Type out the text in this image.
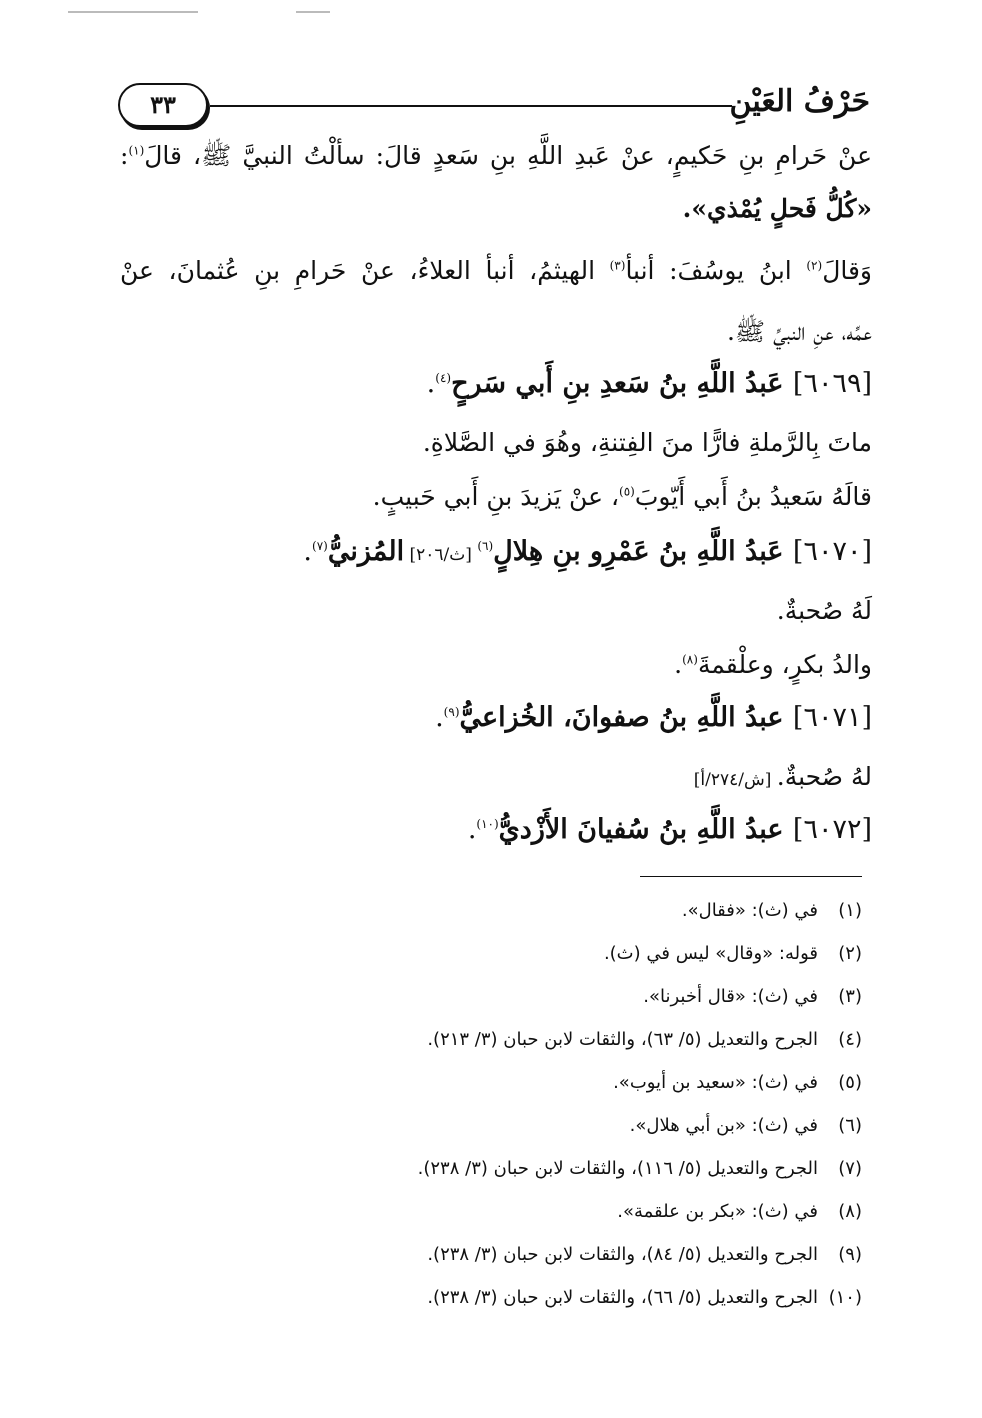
حَرْفُ العَيْنِ
٣٣
عنْ حَرامِ بنِ حَكيمٍ، عنْ عَبدِ اللَّهِ بنِ سَعدٍ قالَ: سألْتُ النبيَّ ﷺ، قالَ$^{(١)}$:
«كُلُّ فَحلٍ يُمْذي».
وَقالَ$^{(٢)}$ ابنُ يوسُفَ: أنبأ$^{(٣)}$ الهيثمُ، أنبأ العلاءُ، عنْ حَرامِ بنِ عُثمانَ، عنْ
عمِّه، عنِ النبيِّ ﷺ.
[٦٠٦٩] عَبدُ اللَّهِ بنُ سَعدِ بنِ أَبي سَرحٍ$^{(٤)}$.
ماتَ بِالرَّملةِ فارًّا منَ الفِتنةِ، وهُوَ في الصَّلاةِ.
قالَهُ سَعيدُ بنُ أَبي أَيّوبَ$^{(٥)}$، عنْ يَزيدَ بنِ أَبي حَبيبٍ.
[٦٠٧٠] عَبدُ اللَّهِ بنُ عَمْرِو بنِ هِلالٍ$^{(٦)}$ [ث/٢٠٦] المُزنيُّ$^{(٧)}$.
لَهُ صُحبةٌ.
والدُ بكرٍ، وعلْقمةَ$^{(٨)}$.
[٦٠٧١] عبدُ اللَّهِ بنُ صفوانَ، الخُزاعيُّ$^{(٩)}$.
لهُ صُحبةٌ. [ش/٢٧٤/أ]
[٦٠٧٢] عبدُ اللَّهِ بنُ سُفيانَ الأَزْديُّ$^{(١٠)}$.
(١)في (ث): «فقال».
(٢)قوله: «وقال» ليس في (ث).
(٣)في (ث): «قال أخبرنا».
(٤)الجرح والتعديل (٥/ ٦٣)، والثقات لابن حبان (٣/ ٢١٣).
(٥)في (ث): «سعيد بن أيوب».
(٦)في (ث): «بن أبي هلال».
(٧)الجرح والتعديل (٥/ ١١٦)، والثقات لابن حبان (٣/ ٢٣٨).
(٨)في (ث): «بكر بن علقمة».
(٩)الجرح والتعديل (٥/ ٨٤)، والثقات لابن حبان (٣/ ٢٣٨).
(١٠)الجرح والتعديل (٥/ ٦٦)، والثقات لابن حبان (٣/ ٢٣٨).
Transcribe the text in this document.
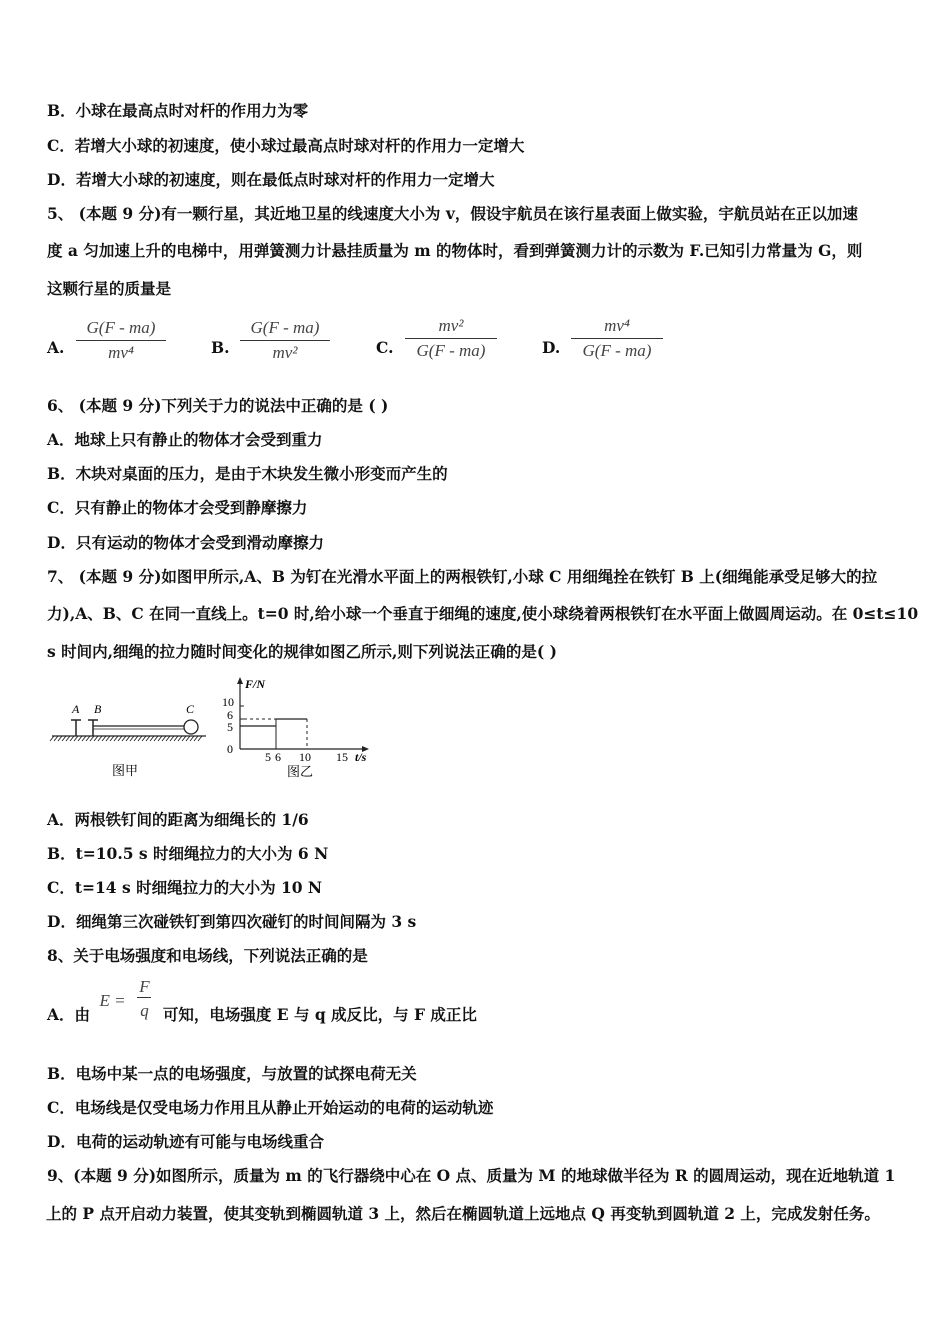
B．小球在最高点时对杆的作用力为零
C．若增大小球的初速度，使小球过最高点时球对杆的作用力一定增大
D．若增大小球的初速度，则在最低点时球对杆的作用力一定增大
5、 (本题 9 分)有一颗行星，其近地卫星的线速度大小为 v，假设宇航员在该行星表面上做实验，宇航员站在正以加速
度 a 匀加速上升的电梯中，用弹簧测力计悬挂质量为 m 的物体时，看到弹簧测力计的示数为 F.已知引力常量为 G，则
这颗行星的质量是
A.
G(F - ma)
mv⁴	B.
G(F - ma)
mv²	C.
mv²
G(F - ma)	D.
mv⁴
G(F - ma)
6、 (本题 9 分)下列关于力的说法中正确的是 ( )
A．地球上只有静止的物体才会受到重力
B．木块对桌面的压力，是由于木块发生微小形变而产生的
C．只有静止的物体才会受到静摩擦力
D．只有运动的物体才会受到滑动摩擦力
7、 (本题 9 分)如图甲所示,A、B 为钉在光滑水平面上的两根铁钉,小球 C 用细绳拴在铁钉 B 上(细绳能承受足够大的拉
力),A、B、C 在同一直线上。t=0 时,给小球一个垂直于细绳的速度,使小球绕着两根铁钉在水平面上做圆周运动。在 0≤t≤10
s 时间内,细绳的拉力随时间变化的规律如图乙所示,则下列说法正确的是( )
A B	C
图甲
F/N
t/s
10
6
5
0
5 6 10 15
图乙
A．两根铁钉间的距离为细绳长的 1/6
B．t=10.5 s 时细绳拉力的大小为 6 N
C．t=14 s 时细绳拉力的大小为 10 N
D．细绳第三次碰铁钉到第四次碰钉的时间间隔为 3 s
8、关于电场强度和电场线，下列说法正确的是
A．由
E =
F
q 可知，电场强度 E 与 q 成反比，与 F 成正比
B．电场中某一点的电场强度，与放置的试探电荷无关
C．电场线是仅受电场力作用且从静止开始运动的电荷的运动轨迹
D．电荷的运动轨迹有可能与电场线重合
9、(本题 9 分)如图所示，质量为 m 的飞行器绕中心在 O 点、质量为 M 的地球做半径为 R 的圆周运动，现在近地轨道 1
上的 P 点开启动力装置，使其变轨到椭圆轨道 3 上，然后在椭圆轨道上远地点 Q 再变轨到圆轨道 2 上，完成发射任务。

### REQUEST
Look through the material above and pick out each line holding the word "والتعديل".

### CORRECT RESULT
(٤)الجرح والتعديل (٥/ ٦٣)، والثقات لابن حبان (٣/ ٢١٣).
(٧)الجرح والتعديل (٥/ ١١٦)، والثقات لابن حبان (٣/ ٢٣٨).
(٩)الجرح والتعديل (٥/ ٨٤)، والثقات لابن حبان (٣/ ٢٣٨).
(١٠)الجرح والتعديل (٥/ ٦٦)، والثقات لابن حبان (٣/ ٢٣٨).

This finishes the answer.